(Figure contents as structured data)
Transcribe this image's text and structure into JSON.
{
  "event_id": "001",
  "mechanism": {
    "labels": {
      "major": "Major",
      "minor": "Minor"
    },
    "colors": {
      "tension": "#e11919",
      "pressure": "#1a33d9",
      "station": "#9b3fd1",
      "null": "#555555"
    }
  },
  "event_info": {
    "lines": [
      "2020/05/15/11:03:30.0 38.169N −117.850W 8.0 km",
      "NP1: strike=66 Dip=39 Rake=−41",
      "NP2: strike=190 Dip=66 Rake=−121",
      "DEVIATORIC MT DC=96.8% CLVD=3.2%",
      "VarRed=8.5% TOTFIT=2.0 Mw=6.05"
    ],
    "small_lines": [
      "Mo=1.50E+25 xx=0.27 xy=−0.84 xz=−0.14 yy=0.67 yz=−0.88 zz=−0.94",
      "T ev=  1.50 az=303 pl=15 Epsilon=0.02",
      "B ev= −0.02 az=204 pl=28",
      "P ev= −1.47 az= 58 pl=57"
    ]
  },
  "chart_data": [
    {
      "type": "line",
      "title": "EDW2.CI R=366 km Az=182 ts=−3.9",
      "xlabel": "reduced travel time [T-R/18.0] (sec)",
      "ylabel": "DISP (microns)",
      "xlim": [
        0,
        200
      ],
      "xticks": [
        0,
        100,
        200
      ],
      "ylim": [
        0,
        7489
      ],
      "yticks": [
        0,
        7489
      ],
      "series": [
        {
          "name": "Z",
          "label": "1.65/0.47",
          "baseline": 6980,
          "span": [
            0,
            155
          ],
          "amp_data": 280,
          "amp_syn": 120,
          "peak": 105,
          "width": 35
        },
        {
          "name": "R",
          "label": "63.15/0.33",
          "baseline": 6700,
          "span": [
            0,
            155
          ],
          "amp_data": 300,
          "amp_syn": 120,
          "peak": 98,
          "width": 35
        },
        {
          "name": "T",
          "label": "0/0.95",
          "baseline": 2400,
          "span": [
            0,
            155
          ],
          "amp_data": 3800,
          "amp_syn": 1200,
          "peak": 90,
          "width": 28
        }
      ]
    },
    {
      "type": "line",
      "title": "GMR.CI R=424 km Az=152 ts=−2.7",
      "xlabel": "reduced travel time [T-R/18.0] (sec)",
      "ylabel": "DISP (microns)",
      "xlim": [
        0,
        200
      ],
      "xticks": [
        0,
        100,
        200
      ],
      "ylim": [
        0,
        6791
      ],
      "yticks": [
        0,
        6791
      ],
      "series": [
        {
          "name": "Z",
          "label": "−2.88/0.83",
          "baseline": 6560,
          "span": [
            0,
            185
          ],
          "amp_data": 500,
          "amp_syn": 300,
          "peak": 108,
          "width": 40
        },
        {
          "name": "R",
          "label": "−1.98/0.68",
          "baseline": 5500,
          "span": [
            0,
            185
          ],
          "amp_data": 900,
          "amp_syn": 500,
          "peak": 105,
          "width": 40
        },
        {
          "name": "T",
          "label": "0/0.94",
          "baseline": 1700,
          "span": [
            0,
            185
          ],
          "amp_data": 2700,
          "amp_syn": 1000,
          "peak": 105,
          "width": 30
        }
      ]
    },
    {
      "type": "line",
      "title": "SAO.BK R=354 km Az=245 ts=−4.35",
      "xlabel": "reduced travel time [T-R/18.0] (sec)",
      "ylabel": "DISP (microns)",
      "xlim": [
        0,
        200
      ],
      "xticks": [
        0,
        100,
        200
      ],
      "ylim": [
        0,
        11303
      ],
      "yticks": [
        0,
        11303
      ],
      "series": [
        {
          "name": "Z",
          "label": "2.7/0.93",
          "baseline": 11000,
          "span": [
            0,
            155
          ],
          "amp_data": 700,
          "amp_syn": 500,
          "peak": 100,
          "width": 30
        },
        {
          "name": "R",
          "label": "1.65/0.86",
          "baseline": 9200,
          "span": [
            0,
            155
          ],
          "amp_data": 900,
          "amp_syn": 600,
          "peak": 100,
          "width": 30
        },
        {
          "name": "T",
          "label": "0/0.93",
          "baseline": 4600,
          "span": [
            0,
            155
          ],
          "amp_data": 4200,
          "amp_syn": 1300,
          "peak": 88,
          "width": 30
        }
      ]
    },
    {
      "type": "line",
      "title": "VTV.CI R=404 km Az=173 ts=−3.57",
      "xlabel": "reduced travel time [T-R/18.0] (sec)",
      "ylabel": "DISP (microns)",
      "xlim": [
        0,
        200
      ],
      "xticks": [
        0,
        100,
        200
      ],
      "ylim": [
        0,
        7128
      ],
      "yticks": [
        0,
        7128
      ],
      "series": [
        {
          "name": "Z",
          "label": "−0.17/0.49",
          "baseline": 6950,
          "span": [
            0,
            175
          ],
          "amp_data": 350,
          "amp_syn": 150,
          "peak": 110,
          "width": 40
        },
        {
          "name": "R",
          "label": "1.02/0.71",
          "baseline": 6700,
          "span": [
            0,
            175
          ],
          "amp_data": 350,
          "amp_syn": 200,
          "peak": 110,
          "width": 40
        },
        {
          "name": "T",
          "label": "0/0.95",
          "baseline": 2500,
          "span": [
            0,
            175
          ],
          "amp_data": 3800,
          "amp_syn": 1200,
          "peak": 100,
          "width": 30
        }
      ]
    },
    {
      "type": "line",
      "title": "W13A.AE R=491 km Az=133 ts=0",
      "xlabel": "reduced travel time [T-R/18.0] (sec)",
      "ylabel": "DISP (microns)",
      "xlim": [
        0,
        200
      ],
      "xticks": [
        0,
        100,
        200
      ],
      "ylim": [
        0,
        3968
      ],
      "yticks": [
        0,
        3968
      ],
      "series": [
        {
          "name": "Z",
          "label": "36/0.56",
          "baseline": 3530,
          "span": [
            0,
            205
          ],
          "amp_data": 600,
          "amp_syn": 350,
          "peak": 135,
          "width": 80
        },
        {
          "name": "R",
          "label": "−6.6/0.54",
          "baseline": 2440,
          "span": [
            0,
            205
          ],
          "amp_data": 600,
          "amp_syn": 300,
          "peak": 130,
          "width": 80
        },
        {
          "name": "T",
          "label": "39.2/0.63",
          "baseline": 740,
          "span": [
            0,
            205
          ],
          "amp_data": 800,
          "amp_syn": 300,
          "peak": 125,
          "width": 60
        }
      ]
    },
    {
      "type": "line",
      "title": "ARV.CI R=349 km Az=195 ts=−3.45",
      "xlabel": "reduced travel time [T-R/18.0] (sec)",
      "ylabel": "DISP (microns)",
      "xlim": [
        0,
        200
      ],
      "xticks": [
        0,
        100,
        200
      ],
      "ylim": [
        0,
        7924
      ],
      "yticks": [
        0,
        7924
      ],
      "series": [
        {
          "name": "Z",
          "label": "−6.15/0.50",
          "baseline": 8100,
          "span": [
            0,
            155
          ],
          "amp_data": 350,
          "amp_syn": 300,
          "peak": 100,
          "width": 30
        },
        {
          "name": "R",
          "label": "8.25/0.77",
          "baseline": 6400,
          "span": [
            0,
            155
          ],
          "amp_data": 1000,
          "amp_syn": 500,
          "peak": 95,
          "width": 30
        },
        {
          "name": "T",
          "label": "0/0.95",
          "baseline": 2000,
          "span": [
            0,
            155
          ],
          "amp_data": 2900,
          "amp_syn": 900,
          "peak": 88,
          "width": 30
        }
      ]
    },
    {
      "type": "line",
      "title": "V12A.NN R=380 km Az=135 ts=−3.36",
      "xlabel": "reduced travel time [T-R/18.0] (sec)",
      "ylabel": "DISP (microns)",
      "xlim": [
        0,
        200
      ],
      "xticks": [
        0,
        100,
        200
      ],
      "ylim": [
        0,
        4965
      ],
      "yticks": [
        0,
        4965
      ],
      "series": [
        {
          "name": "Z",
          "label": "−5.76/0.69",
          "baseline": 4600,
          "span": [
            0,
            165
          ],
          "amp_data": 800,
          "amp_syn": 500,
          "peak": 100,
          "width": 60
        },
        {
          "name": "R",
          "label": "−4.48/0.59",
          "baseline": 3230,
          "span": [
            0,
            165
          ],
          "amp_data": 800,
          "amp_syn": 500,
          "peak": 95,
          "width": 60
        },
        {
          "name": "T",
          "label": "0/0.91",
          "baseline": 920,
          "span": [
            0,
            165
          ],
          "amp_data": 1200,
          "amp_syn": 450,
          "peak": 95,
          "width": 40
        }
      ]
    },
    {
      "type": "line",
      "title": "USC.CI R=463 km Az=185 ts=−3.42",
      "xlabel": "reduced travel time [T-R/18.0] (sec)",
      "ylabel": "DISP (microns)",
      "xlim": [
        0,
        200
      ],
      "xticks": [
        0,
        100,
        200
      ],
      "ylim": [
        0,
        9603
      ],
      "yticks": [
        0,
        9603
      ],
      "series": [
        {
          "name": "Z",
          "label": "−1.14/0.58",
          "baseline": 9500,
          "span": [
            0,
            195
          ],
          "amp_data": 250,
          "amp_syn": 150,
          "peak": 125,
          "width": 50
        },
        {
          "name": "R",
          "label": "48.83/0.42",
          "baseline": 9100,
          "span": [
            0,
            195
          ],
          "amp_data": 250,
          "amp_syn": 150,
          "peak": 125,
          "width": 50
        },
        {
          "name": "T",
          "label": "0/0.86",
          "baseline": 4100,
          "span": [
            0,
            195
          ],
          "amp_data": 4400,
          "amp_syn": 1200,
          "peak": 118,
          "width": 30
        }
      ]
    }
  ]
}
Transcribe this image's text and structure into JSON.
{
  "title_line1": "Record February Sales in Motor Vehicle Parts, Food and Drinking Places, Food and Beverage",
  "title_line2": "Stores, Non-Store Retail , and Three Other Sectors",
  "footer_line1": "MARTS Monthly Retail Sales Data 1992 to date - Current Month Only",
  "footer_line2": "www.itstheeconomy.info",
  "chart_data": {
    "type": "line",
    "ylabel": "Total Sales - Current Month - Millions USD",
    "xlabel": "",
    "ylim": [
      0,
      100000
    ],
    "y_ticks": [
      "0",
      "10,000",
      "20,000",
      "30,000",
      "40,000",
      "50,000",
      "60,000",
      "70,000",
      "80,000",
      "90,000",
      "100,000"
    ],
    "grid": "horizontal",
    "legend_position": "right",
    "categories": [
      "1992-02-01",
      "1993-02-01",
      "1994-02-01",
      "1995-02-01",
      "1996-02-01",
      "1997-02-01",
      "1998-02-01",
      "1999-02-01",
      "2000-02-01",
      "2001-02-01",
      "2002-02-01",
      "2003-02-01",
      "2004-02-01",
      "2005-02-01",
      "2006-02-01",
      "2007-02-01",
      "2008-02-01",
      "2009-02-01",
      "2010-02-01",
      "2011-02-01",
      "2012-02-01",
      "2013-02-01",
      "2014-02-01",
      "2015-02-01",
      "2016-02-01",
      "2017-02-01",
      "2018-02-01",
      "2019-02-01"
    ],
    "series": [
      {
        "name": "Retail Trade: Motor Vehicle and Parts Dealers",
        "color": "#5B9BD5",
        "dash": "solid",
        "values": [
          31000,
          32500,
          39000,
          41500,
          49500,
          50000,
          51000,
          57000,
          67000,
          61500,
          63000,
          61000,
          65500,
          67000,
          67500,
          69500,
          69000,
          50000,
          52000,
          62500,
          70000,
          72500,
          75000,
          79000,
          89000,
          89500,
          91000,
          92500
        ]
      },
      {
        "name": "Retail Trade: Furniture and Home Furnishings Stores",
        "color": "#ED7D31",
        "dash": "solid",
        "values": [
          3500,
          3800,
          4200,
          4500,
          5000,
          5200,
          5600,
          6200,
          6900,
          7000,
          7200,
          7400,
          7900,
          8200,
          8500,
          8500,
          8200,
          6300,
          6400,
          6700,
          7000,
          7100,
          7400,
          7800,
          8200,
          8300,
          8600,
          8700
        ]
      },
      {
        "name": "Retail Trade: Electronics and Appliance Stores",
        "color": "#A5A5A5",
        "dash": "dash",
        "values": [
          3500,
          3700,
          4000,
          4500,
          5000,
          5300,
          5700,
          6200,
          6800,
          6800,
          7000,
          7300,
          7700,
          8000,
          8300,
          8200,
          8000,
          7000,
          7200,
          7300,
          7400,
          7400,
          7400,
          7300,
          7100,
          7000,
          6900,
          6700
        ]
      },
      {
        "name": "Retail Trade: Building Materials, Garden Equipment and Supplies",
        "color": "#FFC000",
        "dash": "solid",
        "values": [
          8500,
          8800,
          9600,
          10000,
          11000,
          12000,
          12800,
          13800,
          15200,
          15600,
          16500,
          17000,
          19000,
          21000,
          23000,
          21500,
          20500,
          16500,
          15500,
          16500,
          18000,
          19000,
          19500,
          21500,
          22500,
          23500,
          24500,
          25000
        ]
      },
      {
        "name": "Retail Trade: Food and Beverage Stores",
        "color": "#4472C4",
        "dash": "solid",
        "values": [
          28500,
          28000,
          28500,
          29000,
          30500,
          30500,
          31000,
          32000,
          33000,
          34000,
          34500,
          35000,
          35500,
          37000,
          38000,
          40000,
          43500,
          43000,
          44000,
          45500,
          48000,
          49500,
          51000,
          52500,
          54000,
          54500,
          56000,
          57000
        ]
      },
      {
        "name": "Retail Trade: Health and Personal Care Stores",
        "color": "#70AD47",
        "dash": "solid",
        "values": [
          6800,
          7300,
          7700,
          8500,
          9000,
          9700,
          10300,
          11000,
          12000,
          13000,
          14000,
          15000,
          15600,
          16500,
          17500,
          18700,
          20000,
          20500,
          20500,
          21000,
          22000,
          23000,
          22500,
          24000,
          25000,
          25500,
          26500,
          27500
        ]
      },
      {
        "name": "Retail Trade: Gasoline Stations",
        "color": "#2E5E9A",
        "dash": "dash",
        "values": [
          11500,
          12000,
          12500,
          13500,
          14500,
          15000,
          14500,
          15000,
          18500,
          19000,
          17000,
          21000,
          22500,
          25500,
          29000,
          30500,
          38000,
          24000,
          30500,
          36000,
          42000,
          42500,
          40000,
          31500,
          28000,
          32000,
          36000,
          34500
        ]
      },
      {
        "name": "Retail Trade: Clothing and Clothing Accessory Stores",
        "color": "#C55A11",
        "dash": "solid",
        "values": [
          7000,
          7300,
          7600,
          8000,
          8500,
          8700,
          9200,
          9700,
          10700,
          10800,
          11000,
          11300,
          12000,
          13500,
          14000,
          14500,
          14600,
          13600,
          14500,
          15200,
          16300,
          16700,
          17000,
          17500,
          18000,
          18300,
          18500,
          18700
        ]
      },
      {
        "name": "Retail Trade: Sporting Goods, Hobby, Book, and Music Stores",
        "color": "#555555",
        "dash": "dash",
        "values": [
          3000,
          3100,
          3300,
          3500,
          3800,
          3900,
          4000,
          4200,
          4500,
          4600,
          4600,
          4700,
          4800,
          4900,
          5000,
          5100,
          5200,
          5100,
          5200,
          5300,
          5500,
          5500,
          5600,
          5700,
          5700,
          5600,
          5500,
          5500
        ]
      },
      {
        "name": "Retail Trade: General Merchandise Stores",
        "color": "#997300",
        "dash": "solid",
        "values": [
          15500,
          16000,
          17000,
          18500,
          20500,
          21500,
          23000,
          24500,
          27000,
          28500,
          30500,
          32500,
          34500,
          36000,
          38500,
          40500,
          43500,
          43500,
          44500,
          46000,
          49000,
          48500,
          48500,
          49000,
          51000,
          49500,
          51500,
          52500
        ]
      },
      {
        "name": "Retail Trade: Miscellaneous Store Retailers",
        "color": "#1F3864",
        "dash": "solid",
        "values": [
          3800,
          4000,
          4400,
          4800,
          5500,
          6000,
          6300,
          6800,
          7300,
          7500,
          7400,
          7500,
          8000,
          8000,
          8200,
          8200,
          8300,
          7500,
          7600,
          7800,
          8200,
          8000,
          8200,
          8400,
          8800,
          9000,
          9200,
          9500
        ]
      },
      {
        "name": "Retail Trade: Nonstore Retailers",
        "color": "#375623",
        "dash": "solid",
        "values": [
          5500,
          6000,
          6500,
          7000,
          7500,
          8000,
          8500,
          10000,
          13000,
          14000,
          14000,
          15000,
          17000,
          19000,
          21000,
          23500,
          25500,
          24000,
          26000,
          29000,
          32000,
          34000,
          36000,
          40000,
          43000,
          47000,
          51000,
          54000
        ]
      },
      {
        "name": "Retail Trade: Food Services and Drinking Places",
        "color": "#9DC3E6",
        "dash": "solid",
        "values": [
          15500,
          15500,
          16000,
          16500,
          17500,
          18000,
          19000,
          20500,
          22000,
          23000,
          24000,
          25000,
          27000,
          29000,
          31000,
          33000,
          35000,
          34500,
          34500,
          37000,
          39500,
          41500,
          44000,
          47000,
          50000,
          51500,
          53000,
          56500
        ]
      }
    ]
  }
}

_Work instructions:_
Search the data above for the string "Sales" and return every line that has it.

_Correct response:_
  "title_line1": "Record February Sales in Motor Vehicle Parts, Food and Drinking Places, Food and Beverage",
  "footer_line1": "MARTS Monthly Retail Sales Data 1992 to date - Current Month Only",
    "ylabel": "Total Sales - Current Month - Millions USD",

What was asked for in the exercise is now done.